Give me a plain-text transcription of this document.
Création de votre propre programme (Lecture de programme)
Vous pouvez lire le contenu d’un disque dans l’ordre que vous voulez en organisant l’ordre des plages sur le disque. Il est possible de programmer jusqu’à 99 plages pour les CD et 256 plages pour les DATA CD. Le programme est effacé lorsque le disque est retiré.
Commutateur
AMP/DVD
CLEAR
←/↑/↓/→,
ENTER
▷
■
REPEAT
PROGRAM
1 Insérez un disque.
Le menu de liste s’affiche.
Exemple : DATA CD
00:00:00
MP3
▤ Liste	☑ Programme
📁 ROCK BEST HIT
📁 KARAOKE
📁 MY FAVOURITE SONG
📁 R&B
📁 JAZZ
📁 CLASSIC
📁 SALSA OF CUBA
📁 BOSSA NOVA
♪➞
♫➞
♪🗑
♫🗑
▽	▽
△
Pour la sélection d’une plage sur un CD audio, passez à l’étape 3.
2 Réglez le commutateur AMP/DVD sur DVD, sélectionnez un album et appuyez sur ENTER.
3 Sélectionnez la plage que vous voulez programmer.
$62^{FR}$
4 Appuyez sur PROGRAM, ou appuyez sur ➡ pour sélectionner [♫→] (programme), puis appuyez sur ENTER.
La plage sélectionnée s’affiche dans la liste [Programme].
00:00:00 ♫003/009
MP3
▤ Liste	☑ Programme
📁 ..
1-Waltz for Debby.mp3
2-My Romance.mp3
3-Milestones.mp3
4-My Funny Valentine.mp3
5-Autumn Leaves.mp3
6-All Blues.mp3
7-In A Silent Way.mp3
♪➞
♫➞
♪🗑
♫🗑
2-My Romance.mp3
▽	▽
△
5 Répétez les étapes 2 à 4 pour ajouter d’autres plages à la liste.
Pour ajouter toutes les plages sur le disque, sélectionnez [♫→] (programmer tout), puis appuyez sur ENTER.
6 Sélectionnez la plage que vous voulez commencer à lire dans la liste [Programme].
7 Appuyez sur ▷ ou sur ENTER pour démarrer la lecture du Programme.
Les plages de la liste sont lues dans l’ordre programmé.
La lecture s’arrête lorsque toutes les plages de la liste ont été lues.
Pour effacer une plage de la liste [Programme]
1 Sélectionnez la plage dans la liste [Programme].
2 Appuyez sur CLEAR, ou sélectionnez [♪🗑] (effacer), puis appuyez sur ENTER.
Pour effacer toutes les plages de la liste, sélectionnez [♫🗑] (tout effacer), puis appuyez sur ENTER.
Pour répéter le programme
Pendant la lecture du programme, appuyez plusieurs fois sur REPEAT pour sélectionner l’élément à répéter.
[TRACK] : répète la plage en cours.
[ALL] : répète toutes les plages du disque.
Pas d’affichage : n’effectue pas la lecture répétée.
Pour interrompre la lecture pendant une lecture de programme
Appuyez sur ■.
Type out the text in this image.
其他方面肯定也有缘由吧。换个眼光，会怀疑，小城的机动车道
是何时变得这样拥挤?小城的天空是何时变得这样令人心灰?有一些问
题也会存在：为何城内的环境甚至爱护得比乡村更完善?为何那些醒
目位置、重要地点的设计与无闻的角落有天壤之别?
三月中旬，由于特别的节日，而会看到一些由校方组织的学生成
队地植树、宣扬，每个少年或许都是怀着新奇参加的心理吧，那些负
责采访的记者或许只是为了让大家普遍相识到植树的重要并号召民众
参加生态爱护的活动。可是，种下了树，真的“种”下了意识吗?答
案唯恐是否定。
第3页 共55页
────────
▶ Exercise brief: Find the line with "Type out the text in this image." in the listing above, then write out that line and each remaining line exactly, with no other text.

▶ Exercise solution:
Type out the text in this image.
其他方面肯定也有缘由吧。换个眼光，会怀疑，小城的机动车道
是何时变得这样拥挤?小城的天空是何时变得这样令人心灰?有一些问
题也会存在：为何城内的环境甚至爱护得比乡村更完善?为何那些醒
目位置、重要地点的设计与无闻的角落有天壤之别?
三月中旬，由于特别的节日，而会看到一些由校方组织的学生成
队地植树、宣扬，每个少年或许都是怀着新奇参加的心理吧，那些负
责采访的记者或许只是为了让大家普遍相识到植树的重要并号召民众
参加生态爱护的活动。可是，种下了树，真的“种”下了意识吗?答
案唯恐是否定。
第3页 共55页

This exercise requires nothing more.